Problem requirements => Filter the data below for the string "должны" and copy each matching line.

Records to process =>
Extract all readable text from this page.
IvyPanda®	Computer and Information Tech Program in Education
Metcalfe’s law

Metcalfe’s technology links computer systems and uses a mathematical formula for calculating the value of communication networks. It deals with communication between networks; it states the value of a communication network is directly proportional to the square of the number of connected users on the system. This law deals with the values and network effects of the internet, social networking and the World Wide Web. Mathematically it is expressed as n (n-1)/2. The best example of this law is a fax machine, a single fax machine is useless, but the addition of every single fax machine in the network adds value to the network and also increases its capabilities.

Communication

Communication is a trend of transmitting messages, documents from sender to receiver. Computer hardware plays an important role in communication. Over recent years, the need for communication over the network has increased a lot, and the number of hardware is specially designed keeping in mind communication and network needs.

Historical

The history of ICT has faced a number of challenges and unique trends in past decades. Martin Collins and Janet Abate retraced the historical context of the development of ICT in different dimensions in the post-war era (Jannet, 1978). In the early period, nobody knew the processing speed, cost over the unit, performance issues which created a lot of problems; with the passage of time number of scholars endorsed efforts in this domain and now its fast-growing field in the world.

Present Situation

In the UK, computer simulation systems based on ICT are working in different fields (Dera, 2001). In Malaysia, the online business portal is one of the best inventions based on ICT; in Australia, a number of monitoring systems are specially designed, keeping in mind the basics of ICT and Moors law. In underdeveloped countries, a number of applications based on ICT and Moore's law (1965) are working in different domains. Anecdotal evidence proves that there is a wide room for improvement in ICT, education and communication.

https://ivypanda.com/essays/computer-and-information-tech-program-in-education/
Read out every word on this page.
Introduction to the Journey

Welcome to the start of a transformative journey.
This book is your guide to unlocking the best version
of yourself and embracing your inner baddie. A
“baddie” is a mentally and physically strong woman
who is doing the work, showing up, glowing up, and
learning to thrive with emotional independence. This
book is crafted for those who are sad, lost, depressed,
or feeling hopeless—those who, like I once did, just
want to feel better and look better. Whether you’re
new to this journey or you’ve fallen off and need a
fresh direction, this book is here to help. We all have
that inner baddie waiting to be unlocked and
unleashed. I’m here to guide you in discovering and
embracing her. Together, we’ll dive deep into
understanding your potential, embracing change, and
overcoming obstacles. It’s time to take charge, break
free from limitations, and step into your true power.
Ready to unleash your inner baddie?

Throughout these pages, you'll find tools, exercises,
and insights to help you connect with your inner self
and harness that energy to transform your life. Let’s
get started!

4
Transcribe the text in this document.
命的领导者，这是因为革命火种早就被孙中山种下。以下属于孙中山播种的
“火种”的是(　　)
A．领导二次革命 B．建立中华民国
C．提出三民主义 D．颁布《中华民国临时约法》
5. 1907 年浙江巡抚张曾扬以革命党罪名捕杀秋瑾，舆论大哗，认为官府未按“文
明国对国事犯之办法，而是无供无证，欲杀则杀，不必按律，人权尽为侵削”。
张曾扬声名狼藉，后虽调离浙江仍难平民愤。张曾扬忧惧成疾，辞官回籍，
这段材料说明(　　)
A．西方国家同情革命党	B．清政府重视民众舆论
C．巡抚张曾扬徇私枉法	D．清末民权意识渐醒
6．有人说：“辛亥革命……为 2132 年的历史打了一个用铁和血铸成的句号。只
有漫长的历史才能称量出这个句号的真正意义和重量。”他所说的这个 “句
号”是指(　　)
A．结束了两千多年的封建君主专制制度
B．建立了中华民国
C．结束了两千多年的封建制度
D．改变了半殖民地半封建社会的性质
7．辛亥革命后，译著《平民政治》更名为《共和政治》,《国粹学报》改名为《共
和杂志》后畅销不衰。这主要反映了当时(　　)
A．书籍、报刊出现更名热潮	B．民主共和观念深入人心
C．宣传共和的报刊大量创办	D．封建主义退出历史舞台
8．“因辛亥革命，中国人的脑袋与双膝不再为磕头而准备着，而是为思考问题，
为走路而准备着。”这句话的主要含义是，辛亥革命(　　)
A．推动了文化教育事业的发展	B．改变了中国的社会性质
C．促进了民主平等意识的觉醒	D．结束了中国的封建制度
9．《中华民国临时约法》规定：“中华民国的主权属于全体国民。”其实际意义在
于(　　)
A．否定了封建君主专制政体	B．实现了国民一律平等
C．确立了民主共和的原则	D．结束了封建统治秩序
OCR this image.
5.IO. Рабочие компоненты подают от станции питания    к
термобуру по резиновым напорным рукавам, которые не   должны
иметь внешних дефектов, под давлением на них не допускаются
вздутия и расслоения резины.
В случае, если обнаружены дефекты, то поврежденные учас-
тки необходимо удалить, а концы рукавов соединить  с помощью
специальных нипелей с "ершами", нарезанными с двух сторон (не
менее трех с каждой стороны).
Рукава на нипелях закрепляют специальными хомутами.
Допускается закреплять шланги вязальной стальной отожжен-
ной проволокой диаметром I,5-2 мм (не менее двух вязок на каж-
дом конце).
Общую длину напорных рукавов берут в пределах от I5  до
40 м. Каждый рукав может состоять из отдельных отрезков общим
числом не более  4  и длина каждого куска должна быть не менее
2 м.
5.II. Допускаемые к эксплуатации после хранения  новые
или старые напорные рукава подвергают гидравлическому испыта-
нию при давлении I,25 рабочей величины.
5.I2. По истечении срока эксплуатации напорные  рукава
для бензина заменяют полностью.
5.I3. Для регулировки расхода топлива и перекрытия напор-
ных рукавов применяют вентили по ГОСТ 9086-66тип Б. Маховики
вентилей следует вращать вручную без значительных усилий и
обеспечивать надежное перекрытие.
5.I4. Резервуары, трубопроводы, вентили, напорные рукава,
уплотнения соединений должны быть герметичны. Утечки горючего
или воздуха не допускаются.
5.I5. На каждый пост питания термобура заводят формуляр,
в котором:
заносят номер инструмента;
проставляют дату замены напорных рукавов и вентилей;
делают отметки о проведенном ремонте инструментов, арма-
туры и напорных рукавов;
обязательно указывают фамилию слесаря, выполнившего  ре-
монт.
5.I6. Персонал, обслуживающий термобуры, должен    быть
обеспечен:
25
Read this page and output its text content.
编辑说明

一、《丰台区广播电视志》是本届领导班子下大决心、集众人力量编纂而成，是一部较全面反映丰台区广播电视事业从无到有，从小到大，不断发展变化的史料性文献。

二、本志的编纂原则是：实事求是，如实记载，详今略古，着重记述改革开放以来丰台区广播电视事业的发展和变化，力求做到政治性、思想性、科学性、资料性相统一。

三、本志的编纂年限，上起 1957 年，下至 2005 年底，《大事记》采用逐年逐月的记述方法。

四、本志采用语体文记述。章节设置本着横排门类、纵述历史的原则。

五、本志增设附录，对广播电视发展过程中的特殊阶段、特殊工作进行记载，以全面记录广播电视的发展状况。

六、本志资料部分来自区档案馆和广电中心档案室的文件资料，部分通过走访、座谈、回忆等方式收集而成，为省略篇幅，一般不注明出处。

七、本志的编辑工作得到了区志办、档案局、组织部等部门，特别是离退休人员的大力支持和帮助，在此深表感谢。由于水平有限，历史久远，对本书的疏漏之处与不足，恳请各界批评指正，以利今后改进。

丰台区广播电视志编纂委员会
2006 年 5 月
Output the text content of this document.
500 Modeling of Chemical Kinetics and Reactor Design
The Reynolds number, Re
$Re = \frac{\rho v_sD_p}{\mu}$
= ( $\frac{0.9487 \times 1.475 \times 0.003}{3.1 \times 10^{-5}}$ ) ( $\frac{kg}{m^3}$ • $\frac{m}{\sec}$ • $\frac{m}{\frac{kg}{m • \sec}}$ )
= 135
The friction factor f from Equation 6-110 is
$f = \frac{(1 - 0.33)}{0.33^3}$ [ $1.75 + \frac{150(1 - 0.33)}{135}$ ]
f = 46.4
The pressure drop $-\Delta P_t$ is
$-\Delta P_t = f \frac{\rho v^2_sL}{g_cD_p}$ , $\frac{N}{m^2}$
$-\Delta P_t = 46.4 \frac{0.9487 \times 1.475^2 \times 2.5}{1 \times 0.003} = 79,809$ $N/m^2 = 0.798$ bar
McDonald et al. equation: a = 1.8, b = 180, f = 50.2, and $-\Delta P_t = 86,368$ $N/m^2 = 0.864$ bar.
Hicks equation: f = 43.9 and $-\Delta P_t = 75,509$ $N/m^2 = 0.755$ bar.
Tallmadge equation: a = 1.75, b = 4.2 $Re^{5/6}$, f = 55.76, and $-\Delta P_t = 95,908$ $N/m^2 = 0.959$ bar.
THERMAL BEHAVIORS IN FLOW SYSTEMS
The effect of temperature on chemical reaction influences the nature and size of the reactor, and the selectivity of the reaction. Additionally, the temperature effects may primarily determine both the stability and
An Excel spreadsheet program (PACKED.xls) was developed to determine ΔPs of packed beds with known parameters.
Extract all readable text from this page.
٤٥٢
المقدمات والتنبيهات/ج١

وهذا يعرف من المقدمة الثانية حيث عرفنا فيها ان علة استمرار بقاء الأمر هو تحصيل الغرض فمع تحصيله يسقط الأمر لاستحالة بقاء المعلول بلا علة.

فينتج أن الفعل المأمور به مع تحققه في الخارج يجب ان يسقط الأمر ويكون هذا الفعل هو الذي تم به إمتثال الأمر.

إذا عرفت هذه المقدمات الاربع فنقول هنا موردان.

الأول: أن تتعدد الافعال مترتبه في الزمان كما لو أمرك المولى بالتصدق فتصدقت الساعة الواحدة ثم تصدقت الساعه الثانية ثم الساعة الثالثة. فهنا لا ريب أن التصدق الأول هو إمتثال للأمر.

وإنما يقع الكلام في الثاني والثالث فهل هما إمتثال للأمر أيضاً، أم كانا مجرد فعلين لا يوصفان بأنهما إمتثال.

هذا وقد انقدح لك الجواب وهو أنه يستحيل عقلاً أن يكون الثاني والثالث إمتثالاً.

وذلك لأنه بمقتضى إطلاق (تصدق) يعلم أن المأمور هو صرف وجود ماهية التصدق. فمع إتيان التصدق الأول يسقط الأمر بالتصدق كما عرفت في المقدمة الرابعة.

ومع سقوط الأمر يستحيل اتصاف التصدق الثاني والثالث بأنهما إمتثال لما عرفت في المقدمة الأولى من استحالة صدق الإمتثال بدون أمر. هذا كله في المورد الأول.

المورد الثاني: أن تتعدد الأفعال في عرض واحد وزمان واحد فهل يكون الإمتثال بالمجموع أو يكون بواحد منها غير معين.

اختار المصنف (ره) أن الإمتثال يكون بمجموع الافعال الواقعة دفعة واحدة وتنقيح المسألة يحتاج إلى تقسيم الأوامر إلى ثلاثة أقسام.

Result below =>
термобуру по резиновым напорным рукавам, которые не   должны
уплотнения соединений должны быть герметичны. Утечки горючего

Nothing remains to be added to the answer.